Naturally, Novomatic, the giant of European gambling, have already promised to appeal the ruling. It’s worth noting that there is an Austrian precedent for the decision: in 2014, a court ordered Novomatic to repay €440k in the case of another addict’s play.

While there’s no immediate risk that courts in other European nations will start making similar rulings, such incidents can certainly catch the eye of regulatory authorities. There is a gathering trend to hold gambling companies more rigorously to account for both preventing and funding treatment for cases of problem gambling. This has come up particularly with cases of massive financial outlay by a customer, either of their own funds or stolen funds, while in the thralls of problem gambling.

Several major firms have been penalised in the UK and elsewhere just this past year for breaches of customer care and lack of due diligence with regard to source of funds and appropriate treatment of customers, including situations with high rollers. Lapses of diligence are critical matters for both low and high-rolling gamblers, but there is more incentive and profit in such lapses as the betting gets higher.

Still, for a court to actually rule that a firm is financially responsible for all losses incurred by a gambling addict is a huge step beyond that kind of regulation. But the court case does readily lend itself to a thought experiment. Imagine a nation where every gambling firm was financially responsible for any proven gambling addict’s losses, to the extent that person used the firm’s systems.

■ **The exercise**
Return the passage of the article on gambling liability from "Several major firms" to "betting gets higher.", copied word for word. The records are separate material, unrelated to the article on gambling liability.

■ **Data section**

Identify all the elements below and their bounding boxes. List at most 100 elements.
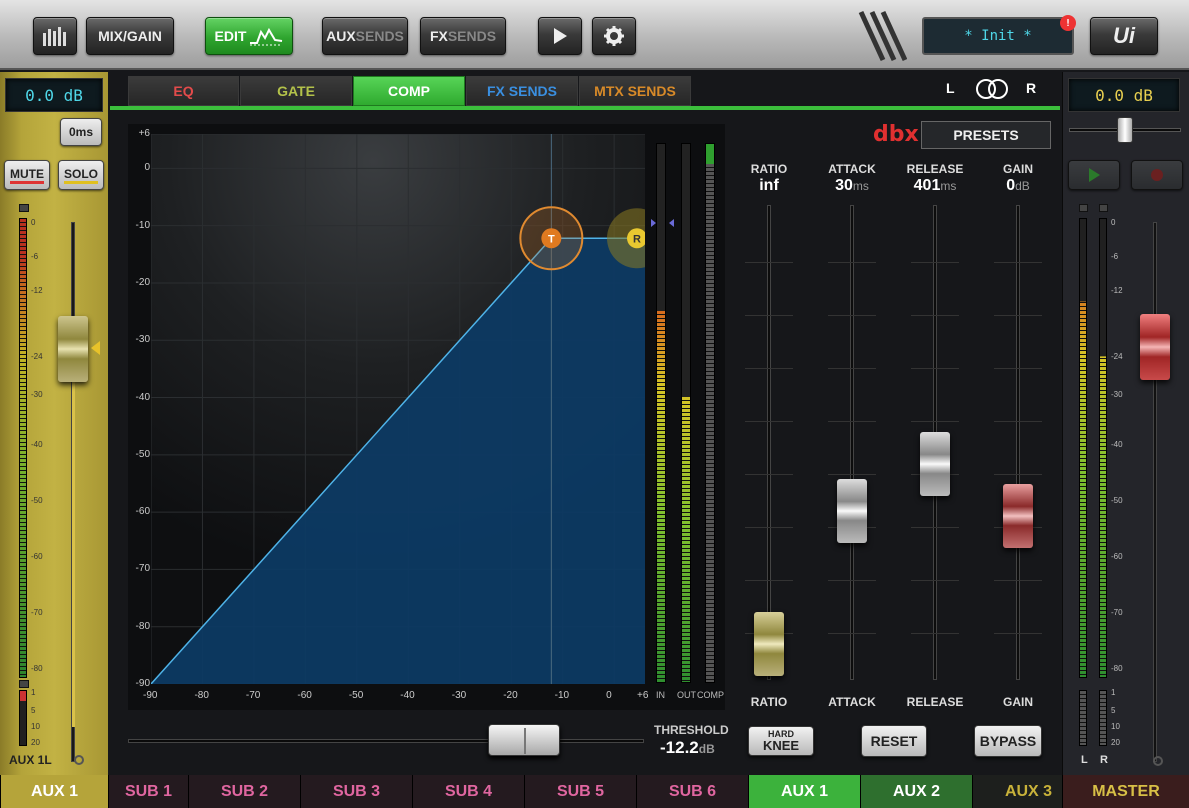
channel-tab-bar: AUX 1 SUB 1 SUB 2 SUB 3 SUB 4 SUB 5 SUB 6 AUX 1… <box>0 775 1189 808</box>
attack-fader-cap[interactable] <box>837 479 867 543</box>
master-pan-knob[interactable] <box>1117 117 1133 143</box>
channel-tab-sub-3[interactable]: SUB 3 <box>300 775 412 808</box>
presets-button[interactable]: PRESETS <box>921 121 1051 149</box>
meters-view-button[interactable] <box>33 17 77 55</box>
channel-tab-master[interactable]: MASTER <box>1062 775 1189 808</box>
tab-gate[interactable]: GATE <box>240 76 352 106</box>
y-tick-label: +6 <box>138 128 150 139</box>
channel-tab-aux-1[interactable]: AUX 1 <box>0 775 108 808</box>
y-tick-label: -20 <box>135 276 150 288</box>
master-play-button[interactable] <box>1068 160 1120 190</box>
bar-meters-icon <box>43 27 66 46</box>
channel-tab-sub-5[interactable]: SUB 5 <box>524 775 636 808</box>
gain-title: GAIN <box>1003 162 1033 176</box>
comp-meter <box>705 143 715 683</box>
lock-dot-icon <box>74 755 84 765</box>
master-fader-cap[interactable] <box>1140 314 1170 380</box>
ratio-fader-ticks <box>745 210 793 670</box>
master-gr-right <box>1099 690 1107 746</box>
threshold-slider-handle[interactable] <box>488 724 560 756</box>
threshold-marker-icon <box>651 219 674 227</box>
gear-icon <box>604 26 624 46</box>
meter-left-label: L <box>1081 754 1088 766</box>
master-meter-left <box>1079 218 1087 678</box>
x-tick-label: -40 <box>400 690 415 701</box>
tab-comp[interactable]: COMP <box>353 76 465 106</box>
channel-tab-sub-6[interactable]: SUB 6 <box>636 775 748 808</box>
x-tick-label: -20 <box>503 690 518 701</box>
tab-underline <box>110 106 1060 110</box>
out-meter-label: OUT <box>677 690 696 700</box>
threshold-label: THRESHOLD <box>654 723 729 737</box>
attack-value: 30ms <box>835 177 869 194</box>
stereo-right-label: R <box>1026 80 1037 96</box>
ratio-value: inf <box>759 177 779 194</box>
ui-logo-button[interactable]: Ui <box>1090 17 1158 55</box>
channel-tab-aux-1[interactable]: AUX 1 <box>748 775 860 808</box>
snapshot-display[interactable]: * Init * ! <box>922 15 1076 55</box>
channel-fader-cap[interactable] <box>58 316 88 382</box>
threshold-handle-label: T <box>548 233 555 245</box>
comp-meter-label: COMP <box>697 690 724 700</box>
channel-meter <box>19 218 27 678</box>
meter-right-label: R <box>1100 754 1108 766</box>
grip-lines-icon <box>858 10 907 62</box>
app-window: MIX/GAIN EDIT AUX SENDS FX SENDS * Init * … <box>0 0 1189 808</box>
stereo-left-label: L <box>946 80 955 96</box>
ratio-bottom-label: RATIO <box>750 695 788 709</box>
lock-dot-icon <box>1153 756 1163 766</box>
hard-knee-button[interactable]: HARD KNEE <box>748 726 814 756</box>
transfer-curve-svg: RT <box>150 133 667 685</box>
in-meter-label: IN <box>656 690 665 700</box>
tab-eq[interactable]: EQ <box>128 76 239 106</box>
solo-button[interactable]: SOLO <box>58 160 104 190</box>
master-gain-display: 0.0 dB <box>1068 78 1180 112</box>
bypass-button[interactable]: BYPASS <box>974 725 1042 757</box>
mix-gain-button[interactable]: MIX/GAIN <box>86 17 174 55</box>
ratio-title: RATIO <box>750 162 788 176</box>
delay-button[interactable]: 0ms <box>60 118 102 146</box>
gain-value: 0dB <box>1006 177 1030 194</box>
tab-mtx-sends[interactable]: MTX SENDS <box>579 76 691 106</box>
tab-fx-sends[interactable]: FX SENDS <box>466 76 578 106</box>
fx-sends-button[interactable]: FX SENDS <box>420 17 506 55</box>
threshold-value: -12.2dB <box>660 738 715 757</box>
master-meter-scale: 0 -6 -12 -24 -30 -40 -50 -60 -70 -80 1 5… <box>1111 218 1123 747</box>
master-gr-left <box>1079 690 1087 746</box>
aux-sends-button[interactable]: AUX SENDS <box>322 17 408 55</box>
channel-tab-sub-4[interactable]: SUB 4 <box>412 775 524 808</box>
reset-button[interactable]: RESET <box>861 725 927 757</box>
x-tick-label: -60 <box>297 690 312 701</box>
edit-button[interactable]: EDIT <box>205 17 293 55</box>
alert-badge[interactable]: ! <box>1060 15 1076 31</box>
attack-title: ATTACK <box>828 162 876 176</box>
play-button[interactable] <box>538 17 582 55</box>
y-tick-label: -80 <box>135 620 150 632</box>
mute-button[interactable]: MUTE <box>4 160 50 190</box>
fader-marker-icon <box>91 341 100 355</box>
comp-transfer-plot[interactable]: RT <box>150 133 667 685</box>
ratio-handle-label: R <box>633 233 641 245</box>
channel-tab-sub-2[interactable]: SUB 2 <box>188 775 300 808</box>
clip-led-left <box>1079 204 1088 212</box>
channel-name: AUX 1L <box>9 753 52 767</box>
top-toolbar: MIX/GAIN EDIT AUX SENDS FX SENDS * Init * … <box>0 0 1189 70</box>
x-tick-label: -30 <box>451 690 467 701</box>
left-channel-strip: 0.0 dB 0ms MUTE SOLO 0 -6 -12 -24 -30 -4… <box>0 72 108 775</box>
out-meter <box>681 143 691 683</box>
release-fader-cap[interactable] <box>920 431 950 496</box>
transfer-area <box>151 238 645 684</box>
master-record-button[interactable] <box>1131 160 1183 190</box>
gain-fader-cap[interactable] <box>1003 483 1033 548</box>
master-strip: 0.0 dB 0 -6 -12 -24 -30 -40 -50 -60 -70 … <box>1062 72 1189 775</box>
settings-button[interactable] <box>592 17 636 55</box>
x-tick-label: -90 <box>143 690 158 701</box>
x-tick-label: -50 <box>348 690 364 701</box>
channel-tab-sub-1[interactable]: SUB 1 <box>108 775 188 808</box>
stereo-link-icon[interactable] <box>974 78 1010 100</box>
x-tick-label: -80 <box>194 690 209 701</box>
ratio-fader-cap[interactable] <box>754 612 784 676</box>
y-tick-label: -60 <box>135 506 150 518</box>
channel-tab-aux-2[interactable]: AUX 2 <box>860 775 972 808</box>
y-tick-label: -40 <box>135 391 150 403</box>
---
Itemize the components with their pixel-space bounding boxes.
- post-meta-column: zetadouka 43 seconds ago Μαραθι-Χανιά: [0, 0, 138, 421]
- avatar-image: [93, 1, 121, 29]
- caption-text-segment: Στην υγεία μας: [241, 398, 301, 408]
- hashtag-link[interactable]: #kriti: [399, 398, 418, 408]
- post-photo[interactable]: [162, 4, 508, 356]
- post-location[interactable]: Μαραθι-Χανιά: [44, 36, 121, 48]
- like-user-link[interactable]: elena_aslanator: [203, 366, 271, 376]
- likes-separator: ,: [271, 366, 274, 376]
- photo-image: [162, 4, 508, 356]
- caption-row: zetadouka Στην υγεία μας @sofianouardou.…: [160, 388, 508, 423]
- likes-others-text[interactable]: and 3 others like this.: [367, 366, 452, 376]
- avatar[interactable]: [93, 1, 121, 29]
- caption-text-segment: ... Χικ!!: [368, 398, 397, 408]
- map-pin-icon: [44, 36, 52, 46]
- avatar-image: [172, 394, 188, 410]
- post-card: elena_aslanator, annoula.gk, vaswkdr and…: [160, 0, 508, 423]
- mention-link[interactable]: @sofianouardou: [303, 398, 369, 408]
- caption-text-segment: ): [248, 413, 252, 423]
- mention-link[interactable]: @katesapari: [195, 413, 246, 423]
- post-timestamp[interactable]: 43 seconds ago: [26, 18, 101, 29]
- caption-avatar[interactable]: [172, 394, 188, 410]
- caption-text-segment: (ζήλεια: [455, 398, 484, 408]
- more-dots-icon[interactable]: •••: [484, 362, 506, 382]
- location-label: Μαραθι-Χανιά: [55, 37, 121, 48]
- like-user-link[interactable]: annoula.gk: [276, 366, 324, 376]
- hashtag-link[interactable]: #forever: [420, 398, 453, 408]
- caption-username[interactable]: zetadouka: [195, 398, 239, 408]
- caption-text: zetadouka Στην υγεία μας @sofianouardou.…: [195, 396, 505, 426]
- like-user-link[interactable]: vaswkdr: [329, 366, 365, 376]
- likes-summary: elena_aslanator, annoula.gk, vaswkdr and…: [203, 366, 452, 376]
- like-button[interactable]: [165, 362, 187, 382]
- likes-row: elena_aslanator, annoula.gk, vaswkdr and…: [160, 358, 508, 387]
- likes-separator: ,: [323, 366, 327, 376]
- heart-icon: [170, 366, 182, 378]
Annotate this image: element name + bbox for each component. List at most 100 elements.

■ **Solution for this problem**
Several major firms have been penalised in the UK and elsewhere just this past year for breaches of customer care and lack of due diligence with regard to source of funds and appropriate treatment of customers, including situations with high rollers. Lapses of diligence are critical matters for both low and high-rolling gamblers, but there is more incentive and profit in such lapses as the betting gets higher.